— begin Supplied records —

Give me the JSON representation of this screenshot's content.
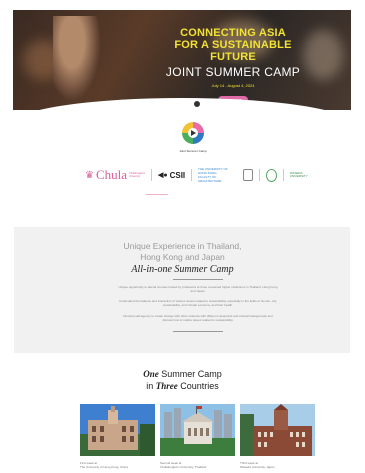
{
  "hero": {
    "line1": "CONNECTING ASIA",
    "line2": "FOR A SUSTAINABLE FUTURE",
    "line3": "JOINT SUMMER CAMP",
    "dates": "July 14 - August 4, 2024",
    "button_label": "APPLY NOW"
  },
  "logo": {
    "caption": "Joint Summer Camp"
  },
  "partners": {
    "chula": "Chula",
    "chula_sub": "Chulalongkorn University",
    "csii": "CSII",
    "hku": "THE UNIVERSITY OF HONG KONG",
    "hku_sub": "FACULTY OF ARCHITECTURE",
    "green": "WASEDA UNIVERSITY"
  },
  "intro": {
    "title_line1": "Unique Experience in Thailand,",
    "title_line2": "Hong Kong and Japan",
    "subtitle": "All-in-one Summer Camp",
    "para1": "Unique opportunity to attend courses hosted by professors at three renowned higher institutions in Thailand, Hong Kong and Japan.",
    "para2": "Understand the balance and interaction of various issues related to sustainability, especially in the fields of human, city, sustainability, and circular economy, and their health.",
    "para3": "Develop self-agency to create change with other students with different viewpoints and cultural backgrounds and discuss how to realize issues related to sustainability."
  },
  "countries": {
    "line1_italic": "One",
    "line1_rest": " Summer Camp",
    "line2_pre": "in ",
    "line2_italic": "Three",
    "line2_rest": " Countries",
    "cards": [
      {
        "caption1": "First week at",
        "caption2": "The University of Hong Kong, China"
      },
      {
        "caption1": "Second week at",
        "caption2": "Chulalongkorn University, Thailand"
      },
      {
        "caption1": "Third week at",
        "caption2": "Waseda University, Japan"
      }
    ]
  }
}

— end Supplied records —

_Exercise description_: Identify and copy lines that hold the string "Unique".

_Solution_:
    "title_line1": "Unique Experience in Thailand,",
    "para1": "Unique opportunity to attend courses hosted by professors at three renowned higher institutions in Thailand, Hong Kong and Japan.",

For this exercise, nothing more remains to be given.